- **WRITTEN INSTRUCTION 1**
From the parallel backup thread, print the stretch from "Responses Re: design" through "a potential design.".
- **WRITTEN INSTRUCTION 2**
Answer these questions from the parallel backup thread:
(a) How much data was written and fsynced in the test?
(b) How many mount points does cthulhu have available for testing?
(c) Which test had the fastest write performance, and at about what rate did it write?

··· SOURCE PASSAGE

Re: design for parallel backup - Mailing list pgsql-hackers

From Andres Freund
Subject Re: design for parallel backup
Date
Msg-id 20200430195222.jvhtccuguyv5gfei@alap3.anarazel.de
Whole thread Raw
In response to Re: design for parallel backup  (Robert Haas <robertmhaas@gmail.com>)
Responses Re: design for parallel backup  (Robert Haas <robertmhaas@gmail.com>)
List pgsql-hackers
Hi,

On 2020-04-30 14:50:34 -0400, Robert Haas wrote:
> On Mon, Apr 20, 2020 at 4:19 PM Andres Freund <andres@anarazel.de> wrote:
> > One question I have not really seen answered well:
> >
> > Why do we want parallelism here. Or to be more precise: What do we hope
> > to accelerate by making what part of creating a base backup
> > parallel. There's several potential bottlenecks, and I think it's
> > important to know the design priorities to evaluate a potential design.
>
> I spent some time today trying to understand just one part of this,
> which is how long it will take to write the base backup out to disk
> and whether having multiple independent processes helps. I settled on
> writing and fsyncing 64GB of data, written in 8kB chunks

Why 8kb? That's smaller than what we currently do in pg_basebackup,
afaictl, and you're actually going to be bottlenecked by syscall
overhead at that point (unless you disable / don't have the whole intel
security mitigation stuff).


> , divided into 1, 2, 4, 8, or 16 equal size files, with each file
> written by a separate process, and an fsync() at the end before
> process exit. So in this test, there is no question of whether the
> master can read the data fast enough, nor is there any issue of
> network bandwidth. It's purely a test of whether it's faster to have
> one process write a big file or whether it's faster to have multiple
> processes each write a smaller file.

That's not necessarily the only question though, right? There's also the
approach one process writing out multiple files (via buffered, not async
IO)? E.g. one basebackup connecting to multiple backends, or just
shuffeling multiple files through one copy stream.


> I tested this on EDB's cthulhu. It's an older server, but it happens
> to have 4 mount points available for testing, one with XFS + magnetic
> disks, one with ext4 + magnetic disks, one with XFS + SSD, and one
> with ext4 + SSD.

IIRC cthulhu's SSDs are not that fast, compared to NVMe storage (by
nearly an order of magnitude IIRC). So this might be disadvantaging the
parallel case more than it should. Also perhaps the ext4 disadvantage is
smaller on more modern kernel versions?

If you can provide me with the test program, I'd happily run it on some
decent, but not upper end, NVMe SSDs.


> The fastest write performance of any test was the 16-way XFS-SSD test,
> which wrote at about 2.56 gigabytes per second. The fastest
> single-file test was on ext4-magnetic, though ext4-ssd and
> xfs-magnetic were similar, around 0.66 gigabytes per second.

I think you might also be seeing some interaction with write caching on
the raid controller here. The file sizes are small enough to fit in
there to a significant degree for the single file tests.

······
··· RAW RECORDS

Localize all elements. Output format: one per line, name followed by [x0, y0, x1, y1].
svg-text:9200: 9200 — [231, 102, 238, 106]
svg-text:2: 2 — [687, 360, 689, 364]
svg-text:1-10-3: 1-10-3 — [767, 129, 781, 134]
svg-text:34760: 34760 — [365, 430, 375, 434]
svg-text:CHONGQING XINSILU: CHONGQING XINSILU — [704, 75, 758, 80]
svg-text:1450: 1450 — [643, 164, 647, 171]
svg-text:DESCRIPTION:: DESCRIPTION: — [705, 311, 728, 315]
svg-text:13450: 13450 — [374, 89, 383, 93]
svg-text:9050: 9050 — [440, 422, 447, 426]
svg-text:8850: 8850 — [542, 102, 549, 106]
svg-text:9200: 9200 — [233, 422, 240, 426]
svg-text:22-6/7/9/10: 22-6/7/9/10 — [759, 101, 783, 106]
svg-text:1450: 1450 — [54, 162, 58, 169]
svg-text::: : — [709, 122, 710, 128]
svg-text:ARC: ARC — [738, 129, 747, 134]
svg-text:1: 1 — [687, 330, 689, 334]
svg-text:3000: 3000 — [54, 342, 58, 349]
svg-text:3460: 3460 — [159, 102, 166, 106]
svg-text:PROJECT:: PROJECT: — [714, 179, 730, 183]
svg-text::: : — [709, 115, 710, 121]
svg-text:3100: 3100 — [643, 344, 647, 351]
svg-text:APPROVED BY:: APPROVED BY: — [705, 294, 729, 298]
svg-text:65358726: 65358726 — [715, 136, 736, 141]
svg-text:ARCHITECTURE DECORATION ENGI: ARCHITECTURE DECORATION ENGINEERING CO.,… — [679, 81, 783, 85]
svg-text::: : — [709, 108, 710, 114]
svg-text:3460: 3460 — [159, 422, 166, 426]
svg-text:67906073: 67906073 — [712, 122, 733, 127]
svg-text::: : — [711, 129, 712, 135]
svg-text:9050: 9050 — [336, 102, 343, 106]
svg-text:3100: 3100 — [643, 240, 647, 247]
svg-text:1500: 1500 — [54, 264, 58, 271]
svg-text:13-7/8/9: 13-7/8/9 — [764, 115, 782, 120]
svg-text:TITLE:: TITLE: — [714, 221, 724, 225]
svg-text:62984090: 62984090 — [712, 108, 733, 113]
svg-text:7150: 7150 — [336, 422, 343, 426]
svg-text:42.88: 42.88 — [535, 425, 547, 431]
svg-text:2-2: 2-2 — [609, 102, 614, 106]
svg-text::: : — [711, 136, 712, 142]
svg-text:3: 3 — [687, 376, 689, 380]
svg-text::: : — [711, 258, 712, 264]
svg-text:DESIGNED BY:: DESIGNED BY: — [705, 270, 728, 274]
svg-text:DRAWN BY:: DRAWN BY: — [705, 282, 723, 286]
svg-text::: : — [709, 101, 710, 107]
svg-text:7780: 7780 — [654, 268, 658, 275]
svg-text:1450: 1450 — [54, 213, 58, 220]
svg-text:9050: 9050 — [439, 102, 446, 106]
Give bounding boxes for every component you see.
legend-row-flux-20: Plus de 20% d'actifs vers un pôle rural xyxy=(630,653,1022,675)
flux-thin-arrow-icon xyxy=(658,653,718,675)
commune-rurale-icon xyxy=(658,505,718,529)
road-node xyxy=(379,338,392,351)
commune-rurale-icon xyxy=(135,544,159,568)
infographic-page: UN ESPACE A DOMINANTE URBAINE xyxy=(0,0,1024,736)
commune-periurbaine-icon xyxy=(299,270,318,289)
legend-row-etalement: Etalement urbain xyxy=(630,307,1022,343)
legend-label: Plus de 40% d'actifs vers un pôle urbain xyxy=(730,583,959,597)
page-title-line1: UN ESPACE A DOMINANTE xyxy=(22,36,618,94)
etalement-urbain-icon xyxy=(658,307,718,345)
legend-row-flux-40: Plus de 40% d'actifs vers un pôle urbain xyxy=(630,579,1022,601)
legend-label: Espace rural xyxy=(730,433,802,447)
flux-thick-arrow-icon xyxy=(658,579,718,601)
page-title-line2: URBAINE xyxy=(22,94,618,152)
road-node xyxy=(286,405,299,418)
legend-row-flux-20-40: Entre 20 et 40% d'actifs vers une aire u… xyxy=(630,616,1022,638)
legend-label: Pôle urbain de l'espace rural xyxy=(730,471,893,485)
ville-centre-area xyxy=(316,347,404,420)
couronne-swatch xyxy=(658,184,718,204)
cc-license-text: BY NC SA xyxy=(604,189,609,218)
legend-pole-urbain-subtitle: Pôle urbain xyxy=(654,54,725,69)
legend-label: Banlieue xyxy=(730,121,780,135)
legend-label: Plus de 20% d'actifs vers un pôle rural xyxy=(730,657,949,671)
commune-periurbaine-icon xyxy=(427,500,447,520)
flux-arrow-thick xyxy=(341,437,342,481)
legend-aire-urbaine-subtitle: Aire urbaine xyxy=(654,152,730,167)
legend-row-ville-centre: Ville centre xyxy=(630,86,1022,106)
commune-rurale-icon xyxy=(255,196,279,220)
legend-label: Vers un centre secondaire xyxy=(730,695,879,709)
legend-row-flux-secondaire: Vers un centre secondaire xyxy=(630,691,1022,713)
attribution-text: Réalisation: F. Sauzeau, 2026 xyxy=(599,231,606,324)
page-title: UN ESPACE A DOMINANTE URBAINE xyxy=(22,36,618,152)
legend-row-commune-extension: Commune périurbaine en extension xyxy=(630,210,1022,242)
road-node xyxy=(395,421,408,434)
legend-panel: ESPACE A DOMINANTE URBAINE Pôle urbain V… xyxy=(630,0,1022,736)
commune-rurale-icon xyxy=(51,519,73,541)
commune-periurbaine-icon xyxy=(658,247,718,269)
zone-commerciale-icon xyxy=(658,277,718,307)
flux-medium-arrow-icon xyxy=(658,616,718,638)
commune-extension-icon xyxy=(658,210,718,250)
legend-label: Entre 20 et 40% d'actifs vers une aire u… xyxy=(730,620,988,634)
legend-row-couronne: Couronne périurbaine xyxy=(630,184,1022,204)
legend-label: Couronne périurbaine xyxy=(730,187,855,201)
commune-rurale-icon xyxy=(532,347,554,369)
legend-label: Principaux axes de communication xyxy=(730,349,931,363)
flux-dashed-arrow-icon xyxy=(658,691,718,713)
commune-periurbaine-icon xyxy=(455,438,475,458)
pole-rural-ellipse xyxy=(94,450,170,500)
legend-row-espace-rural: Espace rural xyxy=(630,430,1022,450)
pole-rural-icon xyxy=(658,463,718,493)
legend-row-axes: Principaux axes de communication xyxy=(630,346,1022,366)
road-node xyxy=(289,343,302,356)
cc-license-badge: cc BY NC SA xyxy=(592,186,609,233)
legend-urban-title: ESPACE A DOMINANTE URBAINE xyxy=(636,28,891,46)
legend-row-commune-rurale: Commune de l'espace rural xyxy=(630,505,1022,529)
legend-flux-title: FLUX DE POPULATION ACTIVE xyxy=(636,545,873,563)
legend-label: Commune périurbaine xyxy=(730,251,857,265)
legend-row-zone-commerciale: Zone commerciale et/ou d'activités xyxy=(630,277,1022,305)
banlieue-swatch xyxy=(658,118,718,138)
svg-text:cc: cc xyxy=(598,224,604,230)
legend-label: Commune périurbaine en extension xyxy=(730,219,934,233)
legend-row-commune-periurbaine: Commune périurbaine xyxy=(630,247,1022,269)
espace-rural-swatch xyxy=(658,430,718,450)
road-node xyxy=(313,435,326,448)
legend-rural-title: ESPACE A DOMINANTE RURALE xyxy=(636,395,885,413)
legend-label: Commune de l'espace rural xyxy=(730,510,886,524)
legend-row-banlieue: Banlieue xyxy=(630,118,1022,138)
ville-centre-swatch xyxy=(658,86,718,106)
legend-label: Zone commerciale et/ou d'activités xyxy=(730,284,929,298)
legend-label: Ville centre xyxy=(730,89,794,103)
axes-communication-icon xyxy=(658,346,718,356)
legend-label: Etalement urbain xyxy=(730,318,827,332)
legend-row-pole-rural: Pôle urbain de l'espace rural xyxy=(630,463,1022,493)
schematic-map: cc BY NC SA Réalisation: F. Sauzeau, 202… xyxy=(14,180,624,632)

······

- **FINISHED ANSWER 1**
Responses Re: design for parallel backup  (Robert Haas <robertmhaas@gmail.com>)
List pgsql-hackers
Hi,

On 2020-04-30 14:50:34 -0400, Robert Haas wrote:
> On Mon, Apr 20, 2020 at 4:19 PM Andres Freund <andres@anarazel.de> wrote:
> > One question I have not really seen answered well:
> >
> > Why do we want parallelism here. Or to be more precise: What do we hope
> > to accelerate by making what part of creating a base backup
> > parallel. There's several potential bottlenecks, and I think it's
> > important to know the design priorities to evaluate a potential design.

- **FINISHED ANSWER 2**
(a) 64GB
(b) Four
(c) The 16-way XFS-SSD test, at about 2.56 gigabytes per second